### SET PROBLEM
Entries follow. Set all of them down as they stand.

▬▬▬▬▬▬

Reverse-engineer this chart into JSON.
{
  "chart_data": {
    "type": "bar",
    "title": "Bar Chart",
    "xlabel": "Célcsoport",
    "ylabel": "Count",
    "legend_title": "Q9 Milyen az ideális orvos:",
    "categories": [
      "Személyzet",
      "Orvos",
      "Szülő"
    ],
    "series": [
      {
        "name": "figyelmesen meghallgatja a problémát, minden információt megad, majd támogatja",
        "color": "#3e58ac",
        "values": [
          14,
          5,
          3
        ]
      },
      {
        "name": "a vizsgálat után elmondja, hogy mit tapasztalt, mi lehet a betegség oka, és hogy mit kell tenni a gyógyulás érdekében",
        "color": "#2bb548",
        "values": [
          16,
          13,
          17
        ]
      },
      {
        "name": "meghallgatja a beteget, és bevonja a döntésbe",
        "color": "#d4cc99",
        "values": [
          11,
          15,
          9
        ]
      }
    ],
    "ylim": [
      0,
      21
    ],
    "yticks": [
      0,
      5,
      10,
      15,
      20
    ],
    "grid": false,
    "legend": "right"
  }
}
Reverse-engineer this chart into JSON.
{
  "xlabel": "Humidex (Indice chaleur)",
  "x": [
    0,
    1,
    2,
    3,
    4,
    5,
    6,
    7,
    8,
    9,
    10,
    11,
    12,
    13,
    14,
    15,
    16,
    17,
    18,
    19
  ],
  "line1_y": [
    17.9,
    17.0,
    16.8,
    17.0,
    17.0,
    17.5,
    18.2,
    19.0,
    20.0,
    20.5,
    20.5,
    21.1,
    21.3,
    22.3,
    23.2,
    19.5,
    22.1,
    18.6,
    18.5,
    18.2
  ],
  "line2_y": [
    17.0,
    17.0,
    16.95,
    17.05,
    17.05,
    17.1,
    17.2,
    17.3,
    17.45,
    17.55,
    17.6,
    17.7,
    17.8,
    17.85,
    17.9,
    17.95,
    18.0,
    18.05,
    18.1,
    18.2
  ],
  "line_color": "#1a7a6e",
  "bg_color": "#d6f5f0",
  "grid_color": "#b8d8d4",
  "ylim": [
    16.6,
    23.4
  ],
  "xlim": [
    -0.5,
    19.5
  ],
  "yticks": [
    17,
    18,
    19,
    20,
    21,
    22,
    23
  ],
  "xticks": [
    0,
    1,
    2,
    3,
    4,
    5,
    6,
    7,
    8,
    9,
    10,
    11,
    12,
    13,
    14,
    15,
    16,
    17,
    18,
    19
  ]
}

▬▬▬▬▬▬

### REPLY TO THE TASK
Reverse-engineer this chart into JSON.
{
  "chart_data": {
    "type": "bar",
    "title": "Bar Chart",
    "xlabel": "Célcsoport",
    "ylabel": "Count",
    "legend_title": "Q9 Milyen az ideális orvos:",
    "categories": [
      "Személyzet",
      "Orvos",
      "Szülő"
    ],
    "series": [
      {
        "name": "figyelmesen meghallgatja a problémát, minden információt megad, majd támogatja",
        "color": "#3e58ac",
        "values": [
          14,
          5,
          3
        ]
      },
      {
        "name": "a vizsgálat után elmondja, hogy mit tapasztalt, mi lehet a betegség oka, és hogy mit kell tenni a gyógyulás érdekében",
        "color": "#2bb548",
        "values": [
          16,
          13,
          17
        ]
      },
      {
        "name": "meghallgatja a beteget, és bevonja a döntésbe",
        "color": "#d4cc99",
        "values": [
          11,
          15,
          9
        ]
      }
    ],
    "ylim": [
      0,
      21
    ],
    "yticks": [
      0,
      5,
      10,
      15,
      20
    ],
    "grid": false,
    "legend": "right"
  }
}
Reverse-engineer this chart into JSON.
{
  "xlabel": "Humidex (Indice chaleur)",
  "x": [
    0,
    1,
    2,
    3,
    4,
    5,
    6,
    7,
    8,
    9,
    10,
    11,
    12,
    13,
    14,
    15,
    16,
    17,
    18,
    19
  ],
  "line1_y": [
    17.9,
    17.0,
    16.8,
    17.0,
    17.0,
    17.5,
    18.2,
    19.0,
    20.0,
    20.5,
    20.5,
    21.1,
    21.3,
    22.3,
    23.2,
    19.5,
    22.1,
    18.6,
    18.5,
    18.2
  ],
  "line2_y": [
    17.0,
    17.0,
    16.95,
    17.05,
    17.05,
    17.1,
    17.2,
    17.3,
    17.45,
    17.55,
    17.6,
    17.7,
    17.8,
    17.85,
    17.9,
    17.95,
    18.0,
    18.05,
    18.1,
    18.2
  ],
  "line_color": "#1a7a6e",
  "bg_color": "#d6f5f0",
  "grid_color": "#b8d8d4",
  "ylim": [
    16.6,
    23.4
  ],
  "xlim": [
    -0.5,
    19.5
  ],
  "yticks": [
    17,
    18,
    19,
    20,
    21,
    22,
    23
  ],
  "xticks": [
    0,
    1,
    2,
    3,
    4,
    5,
    6,
    7,
    8,
    9,
    10,
    11,
    12,
    13,
    14,
    15,
    16,
    17,
    18,
    19
  ]
}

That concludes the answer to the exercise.